Pull each line containing "chevron" out of the data and copy it.

--- BEGIN Material supplied ---

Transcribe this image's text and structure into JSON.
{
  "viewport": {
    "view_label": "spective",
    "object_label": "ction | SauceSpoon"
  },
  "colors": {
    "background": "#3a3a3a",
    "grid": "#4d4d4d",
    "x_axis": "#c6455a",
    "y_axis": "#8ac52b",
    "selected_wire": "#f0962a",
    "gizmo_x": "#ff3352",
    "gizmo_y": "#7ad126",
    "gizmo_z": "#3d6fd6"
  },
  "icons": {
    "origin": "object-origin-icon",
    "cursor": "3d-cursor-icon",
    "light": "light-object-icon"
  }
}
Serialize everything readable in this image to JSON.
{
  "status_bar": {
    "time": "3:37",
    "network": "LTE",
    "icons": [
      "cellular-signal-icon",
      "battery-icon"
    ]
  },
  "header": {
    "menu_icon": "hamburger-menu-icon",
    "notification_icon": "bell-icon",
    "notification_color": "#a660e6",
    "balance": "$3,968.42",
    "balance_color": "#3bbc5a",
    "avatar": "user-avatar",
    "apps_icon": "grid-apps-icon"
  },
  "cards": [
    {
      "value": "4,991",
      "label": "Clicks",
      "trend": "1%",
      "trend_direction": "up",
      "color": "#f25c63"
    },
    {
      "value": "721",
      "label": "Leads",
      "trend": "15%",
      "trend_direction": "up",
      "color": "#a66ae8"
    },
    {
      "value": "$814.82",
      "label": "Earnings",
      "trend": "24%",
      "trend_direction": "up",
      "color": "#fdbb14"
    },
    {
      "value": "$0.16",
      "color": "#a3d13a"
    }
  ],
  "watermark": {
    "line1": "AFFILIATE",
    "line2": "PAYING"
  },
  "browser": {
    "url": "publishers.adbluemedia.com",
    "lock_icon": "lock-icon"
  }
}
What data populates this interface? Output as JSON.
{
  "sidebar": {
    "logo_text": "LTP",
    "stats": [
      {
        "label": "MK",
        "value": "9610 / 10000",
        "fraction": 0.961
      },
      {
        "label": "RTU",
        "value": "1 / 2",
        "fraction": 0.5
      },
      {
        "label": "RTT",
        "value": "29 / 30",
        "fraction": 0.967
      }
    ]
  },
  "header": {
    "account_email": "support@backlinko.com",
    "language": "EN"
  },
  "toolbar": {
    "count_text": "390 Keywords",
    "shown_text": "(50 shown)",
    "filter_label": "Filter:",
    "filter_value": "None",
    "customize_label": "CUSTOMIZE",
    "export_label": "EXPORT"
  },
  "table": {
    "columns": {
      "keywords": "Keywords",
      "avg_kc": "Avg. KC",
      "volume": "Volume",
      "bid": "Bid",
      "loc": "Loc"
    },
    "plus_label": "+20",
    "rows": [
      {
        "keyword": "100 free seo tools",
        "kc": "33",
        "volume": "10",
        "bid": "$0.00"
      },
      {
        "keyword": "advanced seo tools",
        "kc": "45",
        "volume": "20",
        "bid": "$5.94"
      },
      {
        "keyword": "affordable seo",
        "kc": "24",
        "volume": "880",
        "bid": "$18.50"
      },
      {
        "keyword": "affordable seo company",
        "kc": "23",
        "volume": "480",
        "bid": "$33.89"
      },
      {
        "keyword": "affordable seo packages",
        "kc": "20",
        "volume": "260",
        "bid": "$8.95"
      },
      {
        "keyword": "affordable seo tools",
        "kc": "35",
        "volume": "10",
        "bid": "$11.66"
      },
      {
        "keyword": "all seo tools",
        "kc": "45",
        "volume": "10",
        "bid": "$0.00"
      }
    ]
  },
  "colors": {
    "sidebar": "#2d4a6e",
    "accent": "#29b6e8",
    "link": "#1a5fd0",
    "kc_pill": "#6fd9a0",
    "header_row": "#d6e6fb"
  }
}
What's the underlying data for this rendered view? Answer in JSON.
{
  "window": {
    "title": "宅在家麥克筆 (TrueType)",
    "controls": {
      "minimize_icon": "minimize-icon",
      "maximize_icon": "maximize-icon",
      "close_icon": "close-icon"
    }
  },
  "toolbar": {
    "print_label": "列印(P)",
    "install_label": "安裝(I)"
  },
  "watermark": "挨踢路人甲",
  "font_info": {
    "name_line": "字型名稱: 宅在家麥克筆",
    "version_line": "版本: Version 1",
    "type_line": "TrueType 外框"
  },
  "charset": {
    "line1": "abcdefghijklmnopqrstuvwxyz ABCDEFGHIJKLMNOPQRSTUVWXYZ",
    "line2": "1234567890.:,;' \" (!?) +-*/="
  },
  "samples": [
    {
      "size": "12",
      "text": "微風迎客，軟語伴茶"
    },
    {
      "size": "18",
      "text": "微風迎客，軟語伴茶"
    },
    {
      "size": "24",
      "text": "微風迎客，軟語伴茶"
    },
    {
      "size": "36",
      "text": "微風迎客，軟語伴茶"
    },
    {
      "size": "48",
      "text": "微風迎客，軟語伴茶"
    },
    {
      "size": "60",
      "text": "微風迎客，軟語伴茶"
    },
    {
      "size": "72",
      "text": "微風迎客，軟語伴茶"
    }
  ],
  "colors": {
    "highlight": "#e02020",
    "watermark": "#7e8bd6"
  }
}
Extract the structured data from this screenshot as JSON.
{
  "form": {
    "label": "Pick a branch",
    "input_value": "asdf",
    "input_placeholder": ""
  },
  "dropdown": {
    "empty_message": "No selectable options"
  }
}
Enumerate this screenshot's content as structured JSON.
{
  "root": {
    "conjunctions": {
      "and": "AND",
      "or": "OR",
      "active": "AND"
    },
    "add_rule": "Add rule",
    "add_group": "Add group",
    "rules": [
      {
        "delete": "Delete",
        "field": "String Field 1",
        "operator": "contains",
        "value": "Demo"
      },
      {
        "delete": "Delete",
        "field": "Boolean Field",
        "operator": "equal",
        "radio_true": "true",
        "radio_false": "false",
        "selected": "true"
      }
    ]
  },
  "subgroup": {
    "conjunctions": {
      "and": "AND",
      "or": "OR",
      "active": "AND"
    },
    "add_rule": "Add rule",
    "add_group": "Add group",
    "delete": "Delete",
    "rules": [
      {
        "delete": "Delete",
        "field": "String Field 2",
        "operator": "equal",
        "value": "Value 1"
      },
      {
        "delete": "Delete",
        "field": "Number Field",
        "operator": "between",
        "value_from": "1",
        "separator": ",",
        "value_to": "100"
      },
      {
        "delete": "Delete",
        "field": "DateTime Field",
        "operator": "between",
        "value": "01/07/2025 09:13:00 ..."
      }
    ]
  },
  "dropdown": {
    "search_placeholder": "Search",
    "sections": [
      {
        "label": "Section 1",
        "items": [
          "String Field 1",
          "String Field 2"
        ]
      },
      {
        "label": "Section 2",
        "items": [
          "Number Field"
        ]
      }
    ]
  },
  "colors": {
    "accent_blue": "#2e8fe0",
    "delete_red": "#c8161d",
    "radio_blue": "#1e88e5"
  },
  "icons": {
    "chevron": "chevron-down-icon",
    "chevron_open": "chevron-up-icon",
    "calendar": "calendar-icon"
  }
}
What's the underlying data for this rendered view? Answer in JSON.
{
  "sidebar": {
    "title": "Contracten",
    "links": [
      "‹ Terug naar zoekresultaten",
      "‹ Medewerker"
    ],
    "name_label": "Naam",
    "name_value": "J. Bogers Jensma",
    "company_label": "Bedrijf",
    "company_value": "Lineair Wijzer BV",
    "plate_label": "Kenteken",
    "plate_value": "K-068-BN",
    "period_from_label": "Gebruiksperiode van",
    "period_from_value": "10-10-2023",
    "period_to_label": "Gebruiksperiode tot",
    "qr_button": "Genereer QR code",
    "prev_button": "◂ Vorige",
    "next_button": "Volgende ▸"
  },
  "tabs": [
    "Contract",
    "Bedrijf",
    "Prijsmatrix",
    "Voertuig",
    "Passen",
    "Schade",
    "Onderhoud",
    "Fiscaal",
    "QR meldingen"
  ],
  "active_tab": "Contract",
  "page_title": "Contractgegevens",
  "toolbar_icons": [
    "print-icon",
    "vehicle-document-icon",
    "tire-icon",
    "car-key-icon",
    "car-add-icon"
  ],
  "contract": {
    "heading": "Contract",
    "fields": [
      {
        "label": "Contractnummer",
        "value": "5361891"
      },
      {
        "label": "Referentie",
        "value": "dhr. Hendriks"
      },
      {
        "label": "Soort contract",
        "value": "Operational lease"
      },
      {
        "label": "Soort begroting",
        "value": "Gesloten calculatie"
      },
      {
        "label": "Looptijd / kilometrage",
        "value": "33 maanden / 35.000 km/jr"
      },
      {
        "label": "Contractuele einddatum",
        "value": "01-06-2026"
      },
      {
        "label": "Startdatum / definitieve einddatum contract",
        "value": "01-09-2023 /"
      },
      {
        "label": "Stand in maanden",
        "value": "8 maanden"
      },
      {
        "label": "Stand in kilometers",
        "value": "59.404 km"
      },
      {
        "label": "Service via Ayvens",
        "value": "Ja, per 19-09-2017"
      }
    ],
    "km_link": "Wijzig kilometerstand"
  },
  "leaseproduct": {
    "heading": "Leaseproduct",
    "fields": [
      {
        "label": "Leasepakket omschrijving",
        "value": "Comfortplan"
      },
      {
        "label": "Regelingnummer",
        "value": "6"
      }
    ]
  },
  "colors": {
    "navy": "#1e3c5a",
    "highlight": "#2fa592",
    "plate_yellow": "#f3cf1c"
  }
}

--- END Material supplied ---

- _Finished answer_
    "chevron": "chevron-down-icon",
    "chevron_open": "chevron-up-icon",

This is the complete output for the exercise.